Convert each of the rows below into a JSON list of strings with one string per line, skipping blank lines and omitting the pictures.

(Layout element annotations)
------------------------------

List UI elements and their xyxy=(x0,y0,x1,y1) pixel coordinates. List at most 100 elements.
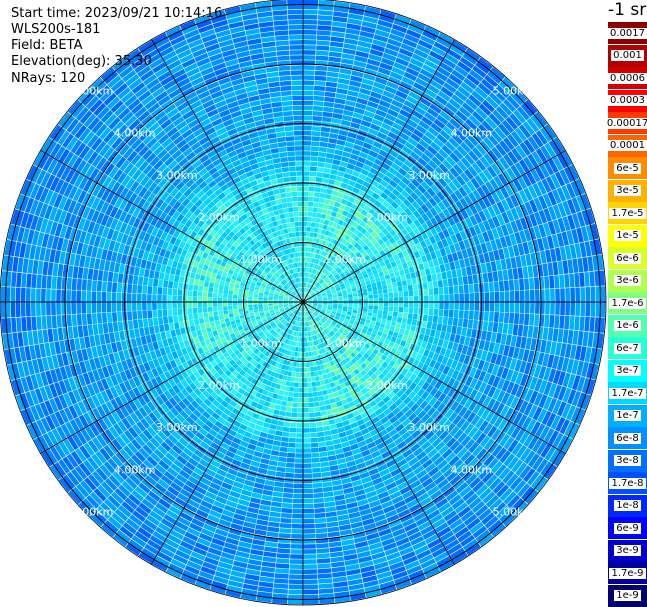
legend-entry-label: 1e-5 xyxy=(614,230,641,241)
bin-group xyxy=(366,220,374,227)
range-ring-label: 1.00km xyxy=(324,253,366,266)
azimuth-line xyxy=(40,150,304,303)
legend-entry: 1e-7 xyxy=(608,404,647,427)
legend-entry: 0.00017 xyxy=(604,112,647,134)
legend-entry: 3e-7 xyxy=(608,359,647,382)
legend-entry: 6e-8 xyxy=(608,427,647,449)
legend-entry-label: 0.00017 xyxy=(604,117,647,129)
bin-group xyxy=(256,194,328,358)
azimuth-line xyxy=(302,150,566,303)
bin-group xyxy=(267,264,291,270)
legend-entry: 1.7e-6 xyxy=(608,292,647,314)
azimuth-line xyxy=(151,301,304,565)
legend-entry-label: 1.7e-9 xyxy=(609,567,646,579)
azimuth-line xyxy=(151,39,304,303)
bin-group xyxy=(248,195,415,372)
range-ring-label: 1.00km xyxy=(240,337,282,350)
azimuth-line xyxy=(302,301,566,454)
legend-entry-label: 1e-9 xyxy=(614,590,641,601)
legend-entry-label: 1.7e-6 xyxy=(609,297,646,309)
legend-entry: 1.7e-8 xyxy=(608,472,647,494)
legend-entry: 3e-5 xyxy=(608,179,647,202)
bin-group xyxy=(334,369,340,376)
range-ring-label: 4.00km xyxy=(451,127,493,140)
legend-entry-label: 6e-5 xyxy=(614,162,641,174)
legend-entry-label: 1.7e-5 xyxy=(609,207,646,219)
bin-group xyxy=(309,291,314,295)
legend-entry-label: 0.0001 xyxy=(608,140,647,151)
legend-entry-label: 6e-7 xyxy=(614,342,641,354)
radar-bins xyxy=(0,0,606,605)
legend-entry-label: 6e-8 xyxy=(614,432,641,444)
bin-group xyxy=(338,355,345,361)
range-ring-label: 1.00km xyxy=(240,253,282,266)
range-ring-label: 2.00km xyxy=(198,211,240,224)
bin-group xyxy=(0,3,581,539)
bin-group xyxy=(358,213,365,221)
instrument-name: WLS200s-181 xyxy=(11,22,101,37)
legend-entry: 0.0001 xyxy=(608,134,647,157)
range-ring-label: 5.00km xyxy=(493,85,535,98)
bin-group xyxy=(524,99,538,114)
range-ring-label: 3.00km xyxy=(156,421,198,434)
range-ring-label: 4.00km xyxy=(451,463,493,476)
range-ring-label: 2.00km xyxy=(366,379,408,392)
legend-entry: 1e-6 xyxy=(608,314,647,337)
bin-group xyxy=(41,1,581,605)
legend-entry-label: 1.7e-7 xyxy=(609,387,646,399)
range-ring-label: 2.00km xyxy=(366,211,408,224)
azimuth-line xyxy=(40,301,304,454)
bin-group xyxy=(27,46,572,547)
bin-group xyxy=(239,196,385,302)
legend-entry-label: 1.7e-8 xyxy=(609,477,646,489)
bin-group xyxy=(202,265,225,302)
legend-entry-label: 1e-7 xyxy=(614,410,641,421)
legend-entry-label: 6e-9 xyxy=(614,522,641,534)
legend-entry-label: 3e-8 xyxy=(614,455,641,466)
legend-entry: 1e-8 xyxy=(608,494,647,517)
start-time-text: Start time: 2023/09/21 10:14:16 xyxy=(11,6,223,21)
bin-group xyxy=(30,6,586,579)
range-ring-label: 2.00km xyxy=(198,379,240,392)
legend-entry-label: 0.0003 xyxy=(608,95,647,106)
legend-entry: 3e-9 xyxy=(608,539,647,562)
range-ring-labels: 1.00km 1.00km 1.00km 1.00km 2.00km 2.00km 2.00… xyxy=(72,85,534,519)
legend-entry: 3e-6 xyxy=(608,269,647,292)
legend-entry: 1.7e-7 xyxy=(608,382,647,404)
range-ring-label: 5.00km xyxy=(72,85,114,98)
bin-group xyxy=(151,32,168,44)
legend-entry: 0.0003 xyxy=(608,89,647,112)
legend-entry-label: 0.001 xyxy=(611,50,644,61)
legend-entry-label: 3e-5 xyxy=(614,185,641,196)
azimuth-lines xyxy=(0,0,606,605)
elevation-text: Elevation(deg): 35.30 xyxy=(11,54,152,69)
range-ring-label: 5.00km xyxy=(72,505,114,518)
legend-entry: 6e-9 xyxy=(608,517,647,539)
range-ring-label: 3.00km xyxy=(408,421,450,434)
legend-entry: 0.001 xyxy=(608,44,647,67)
legend-entry: 0.0006 xyxy=(608,67,647,89)
range-ring-label: 4.00km xyxy=(114,463,156,476)
legend-entry-label: 1e-6 xyxy=(614,320,641,331)
legend-entry-label: 3e-7 xyxy=(614,365,641,376)
bin-group xyxy=(87,102,529,554)
legend-entry-label: 3e-9 xyxy=(614,545,641,556)
bin-group xyxy=(199,208,418,378)
legend-entry: 3e-8 xyxy=(608,449,647,472)
legend-entry: 6e-6 xyxy=(608,247,647,269)
bin-group xyxy=(263,302,268,305)
legend-entry-label: 1e-8 xyxy=(614,500,641,511)
bin-group xyxy=(319,272,324,278)
nrays-text: NRays: 120 xyxy=(11,71,86,86)
azimuth-line xyxy=(302,39,455,303)
range-ring-label: 1.00km xyxy=(324,337,366,350)
legend-entry-label: 6e-6 xyxy=(614,252,641,264)
legend-entry: 1.7e-9 xyxy=(608,562,647,584)
range-ring-label: 3.00km xyxy=(408,169,450,182)
bin-group xyxy=(67,5,538,593)
azimuth-line xyxy=(302,301,455,565)
legend-entry: 0.0017 xyxy=(608,22,647,44)
legend-entry: 6e-7 xyxy=(608,337,647,359)
legend-entry: 1.7e-5 xyxy=(608,202,647,224)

------------------------------

EXERCISE RESPONSE =>
[
  "List UI elements and their xyxy=(x0,y0,x1,y1) pixel coordinates. List at most 100 elements.",
  "legend-entry-label: 1e-5 xyxy=(614,230,641,241)",
  "bin-group xyxy=(366,220,374,227)",
  "range-ring-label: 1.00km xyxy=(324,253,366,266)",
  "azimuth-line xyxy=(40,150,304,303)",
  "legend-entry: 1e-7 xyxy=(608,404,647,427)",
  "legend-entry: 0.00017 xyxy=(604,112,647,134)",
  "legend-entry: 3e-7 xyxy=(608,359,647,382)",
  "legend-entry: 6e-8 xyxy=(608,427,647,449)",
  "legend-entry-label: 0.00017 xyxy=(604,117,647,129)",
  "bin-group xyxy=(256,194,328,358)",
  "azimuth-line xyxy=(302,150,566,303)",
  "bin-group xyxy=(267,264,291,270)",
  "legend-entry: 1.7e-6 xyxy=(608,292,647,314)",
  "azimuth-line xyxy=(151,301,304,565)",
  "legend-entry-label: 1.7e-9 xyxy=(609,567,646,579)",
  "azimuth-line xyxy=(151,39,304,303)",
  "bin-group xyxy=(248,195,415,372)",
  "range-ring-label: 1.00km xyxy=(240,337,282,350)",
  "azimuth-line xyxy=(302,301,566,454)",
  "legend-entry-label: 1e-9 xyxy=(614,590,641,601)",
  "legend-entry-label: 1.7e-6 xyxy=(609,297,646,309)",
  "legend-entry: 1.7e-8 xyxy=(608,472,647,494)",
  "legend-entry: 3e-5 xyxy=(608,179,647,202)",
  "bin-group xyxy=(334,369,340,376)",
  "range-ring-label: 4.00km xyxy=(451,127,493,140)",
  "legend-entry-label: 6e-5 xyxy=(614,162,641,174)",
  "legend-entry-label: 1.7e-5 xyxy=(609,207,646,219)",
  "bin-group xyxy=(309,291,314,295)",
  "legend-entry-label: 0.0001 xyxy=(608,140,647,151)",
  "legend-entry-label: 6e-7 xyxy=(614,342,641,354)",
  "radar-bins xyxy=(0,0,606,605)",
  "legend-entry-label: 6e-8 xyxy=(614,432,641,444)",
  "bin-group xyxy=(338,355,345,361)",
  "range-ring-label: 1.00km xyxy=(240,253,282,266)",
  "range-ring-label: 2.00km xyxy=(198,211,240,224)",
  "bin-group xyxy=(0,3,581,539)",
  "bin-group xyxy=(358,213,365,221)",
  "instrument-name: WLS200s-181 xyxy=(11,22,101,37)",
  "legend-entry: 0.0001 xyxy=(608,134,647,157)",
  "range-ring-label: 5.00km xyxy=(493,85,535,98)",
  "bin-group xyxy=(524,99,538,114)",
  "range-ring-label: 3.00km xyxy=(156,421,198,434)",
  "range-ring-label: 4.00km xyxy=(451,463,493,476)",
  "range-ring-label: 2.00km xyxy=(366,379,408,392)",
  "legend-entry: 1e-6 xyxy=(608,314,647,337)",
  "bin-group xyxy=(41,1,581,605)",
  "legend-entry-label: 1.7e-7 xyxy=(609,387,646,399)",
  "range-ring-label: 2.00km xyxy=(366,211,408,224)",
  "azimuth-line xyxy=(40,301,304,454)",
  "bin-group xyxy=(27,46,572,547)",
  "bin-group xyxy=(239,196,385,302)",
  "legend-entry-label: 1.7e-8 xyxy=(609,477,646,489)",
  "bin-group xyxy=(202,265,225,302)",
  "legend-entry-label: 1e-7 xyxy=(614,410,641,421)",
  "legend-entry-label: 6e-9 xyxy=(614,522,641,534)",
  "legend-entry-label: 3e-8 xyxy=(614,455,641,466)",
  "legend-entry: 1e-8 xyxy=(608,494,647,517)",
  "start-time-text: Start time: 2023/09/21 10:14:16 xyxy=(11,6,223,21)",
  "bin-group xyxy=(30,6,586,579)",
  "range-ring-label: 2.00km xyxy=(198,379,240,392)",
  "legend-entry-label: 0.0003 xyxy=(608,95,647,106)",
  "legend-entry: 3e-9 xyxy=(608,539,647,562)",
  "range-ring-labels: 1.00km 1.00km 1.00km 1.00km 2.00km 2.00km 2.00… xyxy=(72,85,534,519)",
  "legend-entry: 3e-6 xyxy=(608,269,647,292)",
  "legend-entry: 1.7e-7 xyxy=(608,382,647,404)",
  "range-ring-label: 5.00km xyxy=(72,85,114,98)",
  "bin-group xyxy=(151,32,168,44)",
  "legend-entry: 0.0003 xyxy=(608,89,647,112)",
  "legend-entry-label: 0.001 xyxy=(611,50,644,61)",
  "legend-entry-label: 3e-5 xyxy=(614,185,641,196)",
  "azimuth-lines xyxy=(0,0,606,605)",
  "elevation-text: Elevation(deg): 35.30 xyxy=(11,54,152,69)",
  "range-ring-label: 5.00km xyxy=(72,505,114,518)",
  "legend-entry: 6e-9 xyxy=(608,517,647,539)",
  "range-ring-label: 3.00km xyxy=(408,421,450,434)",
  "legend-entry: 0.001 xyxy=(608,44,647,67)",
  "legend-entry: 0.0006 xyxy=(608,67,647,89)",
  "range-ring-label: 4.00km xyxy=(114,463,156,476)",
  "legend-entry-label: 1e-6 xyxy=(614,320,641,331)",
  "legend-entry-label: 3e-7 xyxy=(614,365,641,376)",
  "bin-group xyxy=(87,102,529,554)",
  "legend-entry-label: 3e-9 xyxy=(614,545,641,556)",
  "bin-group xyxy=(199,208,418,378)",
  "legend-entry: 3e-8 xyxy=(608,449,647,472)",
  "legend-entry: 6e-6 xyxy=(608,247,647,269)",
  "bin-group xyxy=(263,302,268,305)",
  "legend-entry-label: 1e-8 xyxy=(614,500,641,511)",
  "bin-group xyxy=(319,272,324,278)",
  "nrays-text: NRays: 120 xyxy=(11,71,86,86)",
  "azimuth-line xyxy=(302,39,455,303)",
  "range-ring-label: 1.00km xyxy=(324,337,366,350)",
  "legend-entry-label: 6e-6 xyxy=(614,252,641,264)",
  "legend-entry: 1.7e-9 xyxy=(608,562,647,584)",
  "range-ring-label: 3.00km xyxy=(408,169,450,182)",
  "bin-group xyxy=(67,5,538,593)",
  "azimuth-line xyxy=(302,301,455,565)",
  "legend-entry: 0.0017 xyxy=(608,22,647,44)",
  "legend-entry: 6e-7 xyxy=(608,337,647,359)",
  "legend-entry: 1.7e-5 xyxy=(608,202,647,224)"
]